## Brief
List, from the lines below, each one with "mais" in it.

## Records for processing

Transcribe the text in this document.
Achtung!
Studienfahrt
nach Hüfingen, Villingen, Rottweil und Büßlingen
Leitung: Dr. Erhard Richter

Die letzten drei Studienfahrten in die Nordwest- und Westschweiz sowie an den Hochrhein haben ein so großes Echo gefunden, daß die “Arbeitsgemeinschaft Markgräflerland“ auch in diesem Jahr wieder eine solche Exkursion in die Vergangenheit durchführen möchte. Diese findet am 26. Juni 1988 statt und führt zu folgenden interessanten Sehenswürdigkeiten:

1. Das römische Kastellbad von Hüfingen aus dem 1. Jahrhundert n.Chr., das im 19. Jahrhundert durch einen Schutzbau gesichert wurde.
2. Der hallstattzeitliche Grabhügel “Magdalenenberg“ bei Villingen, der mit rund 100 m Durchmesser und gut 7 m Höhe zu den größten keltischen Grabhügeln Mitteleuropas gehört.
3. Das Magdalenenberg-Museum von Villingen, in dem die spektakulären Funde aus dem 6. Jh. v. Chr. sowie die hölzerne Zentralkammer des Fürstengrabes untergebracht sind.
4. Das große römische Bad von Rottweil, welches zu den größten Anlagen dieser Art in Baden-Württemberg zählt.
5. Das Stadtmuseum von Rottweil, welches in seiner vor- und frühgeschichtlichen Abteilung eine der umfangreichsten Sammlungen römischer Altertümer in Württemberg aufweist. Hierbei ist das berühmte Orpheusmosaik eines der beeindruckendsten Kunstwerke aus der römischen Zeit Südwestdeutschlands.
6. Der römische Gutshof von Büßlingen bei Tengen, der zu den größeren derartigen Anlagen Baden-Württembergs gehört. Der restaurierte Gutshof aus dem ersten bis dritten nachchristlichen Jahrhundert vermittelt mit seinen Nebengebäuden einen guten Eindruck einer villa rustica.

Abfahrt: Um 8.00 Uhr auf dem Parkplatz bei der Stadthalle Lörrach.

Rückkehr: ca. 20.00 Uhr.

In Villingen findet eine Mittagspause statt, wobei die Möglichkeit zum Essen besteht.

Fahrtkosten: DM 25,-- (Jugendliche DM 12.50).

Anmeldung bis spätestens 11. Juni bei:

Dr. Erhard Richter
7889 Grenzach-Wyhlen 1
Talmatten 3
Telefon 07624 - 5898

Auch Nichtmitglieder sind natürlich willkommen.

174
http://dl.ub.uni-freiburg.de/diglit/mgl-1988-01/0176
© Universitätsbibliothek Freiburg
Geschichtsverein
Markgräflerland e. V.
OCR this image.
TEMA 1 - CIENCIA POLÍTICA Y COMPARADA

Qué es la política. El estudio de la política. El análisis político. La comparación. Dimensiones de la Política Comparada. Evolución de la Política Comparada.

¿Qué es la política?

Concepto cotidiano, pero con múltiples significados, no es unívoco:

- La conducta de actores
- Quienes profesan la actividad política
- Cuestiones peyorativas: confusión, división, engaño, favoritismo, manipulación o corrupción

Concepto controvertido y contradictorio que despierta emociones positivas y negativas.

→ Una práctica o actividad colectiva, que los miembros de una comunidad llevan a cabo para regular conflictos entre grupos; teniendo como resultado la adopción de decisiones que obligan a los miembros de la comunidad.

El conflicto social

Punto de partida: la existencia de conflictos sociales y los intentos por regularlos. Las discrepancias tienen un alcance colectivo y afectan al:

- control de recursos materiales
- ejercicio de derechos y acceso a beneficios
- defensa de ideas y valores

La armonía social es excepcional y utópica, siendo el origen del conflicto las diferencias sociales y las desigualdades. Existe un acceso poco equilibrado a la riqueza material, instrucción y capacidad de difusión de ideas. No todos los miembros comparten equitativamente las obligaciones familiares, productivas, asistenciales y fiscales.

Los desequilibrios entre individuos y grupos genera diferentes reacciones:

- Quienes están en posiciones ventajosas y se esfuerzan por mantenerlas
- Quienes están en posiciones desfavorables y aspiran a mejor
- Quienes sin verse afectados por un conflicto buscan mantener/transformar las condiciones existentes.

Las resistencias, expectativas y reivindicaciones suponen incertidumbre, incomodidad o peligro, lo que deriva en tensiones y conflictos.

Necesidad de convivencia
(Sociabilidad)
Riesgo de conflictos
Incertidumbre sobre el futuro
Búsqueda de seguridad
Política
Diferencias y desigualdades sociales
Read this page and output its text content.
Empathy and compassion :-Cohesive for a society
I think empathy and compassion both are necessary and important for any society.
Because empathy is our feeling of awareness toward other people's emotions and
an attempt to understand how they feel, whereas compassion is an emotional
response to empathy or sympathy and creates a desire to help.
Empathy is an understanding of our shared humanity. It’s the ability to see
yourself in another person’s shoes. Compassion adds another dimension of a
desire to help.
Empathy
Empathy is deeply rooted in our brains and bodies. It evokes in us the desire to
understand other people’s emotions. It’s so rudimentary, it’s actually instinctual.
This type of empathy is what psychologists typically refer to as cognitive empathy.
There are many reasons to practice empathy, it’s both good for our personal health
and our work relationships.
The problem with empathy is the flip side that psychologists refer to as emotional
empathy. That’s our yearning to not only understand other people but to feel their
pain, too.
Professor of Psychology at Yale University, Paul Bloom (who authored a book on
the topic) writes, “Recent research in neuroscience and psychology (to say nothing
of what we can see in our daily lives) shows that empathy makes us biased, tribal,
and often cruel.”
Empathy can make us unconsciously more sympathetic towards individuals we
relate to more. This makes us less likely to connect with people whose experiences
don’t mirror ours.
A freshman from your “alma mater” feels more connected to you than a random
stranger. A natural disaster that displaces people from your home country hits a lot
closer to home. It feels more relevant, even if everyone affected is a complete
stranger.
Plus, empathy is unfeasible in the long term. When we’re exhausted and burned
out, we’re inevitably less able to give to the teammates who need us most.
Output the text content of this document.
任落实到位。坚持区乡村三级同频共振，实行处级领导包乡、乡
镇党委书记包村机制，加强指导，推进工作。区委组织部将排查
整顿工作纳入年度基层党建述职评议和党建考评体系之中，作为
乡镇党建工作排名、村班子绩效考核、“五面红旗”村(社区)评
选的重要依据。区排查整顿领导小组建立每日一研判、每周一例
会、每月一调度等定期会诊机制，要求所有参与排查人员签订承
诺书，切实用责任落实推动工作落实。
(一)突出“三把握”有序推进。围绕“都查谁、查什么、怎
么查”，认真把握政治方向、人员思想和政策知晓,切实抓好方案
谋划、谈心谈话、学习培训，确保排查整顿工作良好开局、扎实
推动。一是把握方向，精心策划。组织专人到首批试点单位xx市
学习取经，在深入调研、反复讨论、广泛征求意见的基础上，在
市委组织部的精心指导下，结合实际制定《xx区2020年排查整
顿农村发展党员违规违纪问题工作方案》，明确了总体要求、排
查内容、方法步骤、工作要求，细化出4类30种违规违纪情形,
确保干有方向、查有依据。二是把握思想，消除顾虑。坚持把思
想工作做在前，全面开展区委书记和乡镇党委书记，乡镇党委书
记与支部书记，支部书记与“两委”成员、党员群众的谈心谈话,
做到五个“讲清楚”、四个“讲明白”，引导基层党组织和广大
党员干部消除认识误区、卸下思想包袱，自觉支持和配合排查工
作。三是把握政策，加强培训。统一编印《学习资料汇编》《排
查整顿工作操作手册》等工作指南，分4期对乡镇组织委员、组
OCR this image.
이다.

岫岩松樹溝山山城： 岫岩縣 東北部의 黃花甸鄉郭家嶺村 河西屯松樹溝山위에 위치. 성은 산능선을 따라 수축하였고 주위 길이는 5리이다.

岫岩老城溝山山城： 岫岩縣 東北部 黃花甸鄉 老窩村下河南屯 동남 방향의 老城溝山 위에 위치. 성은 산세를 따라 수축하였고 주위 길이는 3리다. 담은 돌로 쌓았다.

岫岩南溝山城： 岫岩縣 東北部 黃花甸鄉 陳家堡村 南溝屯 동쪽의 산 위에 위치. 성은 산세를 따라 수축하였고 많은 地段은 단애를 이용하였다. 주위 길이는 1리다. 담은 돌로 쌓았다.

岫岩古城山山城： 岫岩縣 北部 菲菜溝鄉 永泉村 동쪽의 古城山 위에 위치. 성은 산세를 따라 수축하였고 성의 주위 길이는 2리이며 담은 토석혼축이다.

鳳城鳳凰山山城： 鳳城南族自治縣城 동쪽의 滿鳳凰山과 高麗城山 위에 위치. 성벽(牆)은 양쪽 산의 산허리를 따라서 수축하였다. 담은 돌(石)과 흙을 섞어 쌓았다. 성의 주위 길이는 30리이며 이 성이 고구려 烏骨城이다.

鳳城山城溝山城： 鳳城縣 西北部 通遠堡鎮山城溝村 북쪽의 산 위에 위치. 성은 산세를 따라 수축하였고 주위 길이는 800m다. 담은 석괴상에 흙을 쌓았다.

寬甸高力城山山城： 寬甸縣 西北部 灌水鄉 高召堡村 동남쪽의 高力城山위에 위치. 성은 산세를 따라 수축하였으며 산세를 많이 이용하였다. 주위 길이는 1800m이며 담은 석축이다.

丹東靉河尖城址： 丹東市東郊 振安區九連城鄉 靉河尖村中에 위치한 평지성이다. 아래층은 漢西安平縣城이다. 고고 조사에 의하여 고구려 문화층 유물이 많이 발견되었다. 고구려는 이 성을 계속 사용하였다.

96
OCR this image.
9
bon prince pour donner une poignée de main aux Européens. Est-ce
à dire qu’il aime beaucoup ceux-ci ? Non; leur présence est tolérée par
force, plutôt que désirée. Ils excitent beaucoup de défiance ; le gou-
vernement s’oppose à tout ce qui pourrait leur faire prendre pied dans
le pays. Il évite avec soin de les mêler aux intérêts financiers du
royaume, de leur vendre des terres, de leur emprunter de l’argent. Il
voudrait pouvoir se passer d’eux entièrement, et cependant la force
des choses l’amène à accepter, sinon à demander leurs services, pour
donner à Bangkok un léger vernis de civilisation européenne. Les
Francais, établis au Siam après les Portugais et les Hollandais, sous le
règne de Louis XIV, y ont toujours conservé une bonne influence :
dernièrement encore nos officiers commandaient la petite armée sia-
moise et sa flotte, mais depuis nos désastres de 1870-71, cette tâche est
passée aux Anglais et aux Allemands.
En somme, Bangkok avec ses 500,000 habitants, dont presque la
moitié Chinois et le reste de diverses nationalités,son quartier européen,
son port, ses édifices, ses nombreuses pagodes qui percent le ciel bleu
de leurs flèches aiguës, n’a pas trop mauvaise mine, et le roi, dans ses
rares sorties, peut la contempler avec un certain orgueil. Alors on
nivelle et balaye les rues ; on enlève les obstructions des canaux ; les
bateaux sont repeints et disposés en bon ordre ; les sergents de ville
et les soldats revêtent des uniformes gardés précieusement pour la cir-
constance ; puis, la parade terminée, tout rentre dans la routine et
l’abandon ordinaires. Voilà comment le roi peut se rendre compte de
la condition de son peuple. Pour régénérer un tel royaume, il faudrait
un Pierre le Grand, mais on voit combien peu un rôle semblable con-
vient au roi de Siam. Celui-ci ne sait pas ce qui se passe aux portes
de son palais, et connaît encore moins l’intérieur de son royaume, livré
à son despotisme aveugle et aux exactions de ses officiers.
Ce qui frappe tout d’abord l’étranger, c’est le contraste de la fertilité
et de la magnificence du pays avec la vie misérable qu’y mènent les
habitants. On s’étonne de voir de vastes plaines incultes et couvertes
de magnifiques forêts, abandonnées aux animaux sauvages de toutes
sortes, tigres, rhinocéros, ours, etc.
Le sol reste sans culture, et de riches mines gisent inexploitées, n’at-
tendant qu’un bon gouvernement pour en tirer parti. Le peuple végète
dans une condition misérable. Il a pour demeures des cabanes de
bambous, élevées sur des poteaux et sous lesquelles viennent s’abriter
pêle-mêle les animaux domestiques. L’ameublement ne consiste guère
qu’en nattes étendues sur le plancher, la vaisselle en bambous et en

## Expected answer
moise et sa flotte, mais depuis nos désastres de 1870-71, cette tâche est
un Pierre le Grand, mais on voit combien peu un rôle semblable con-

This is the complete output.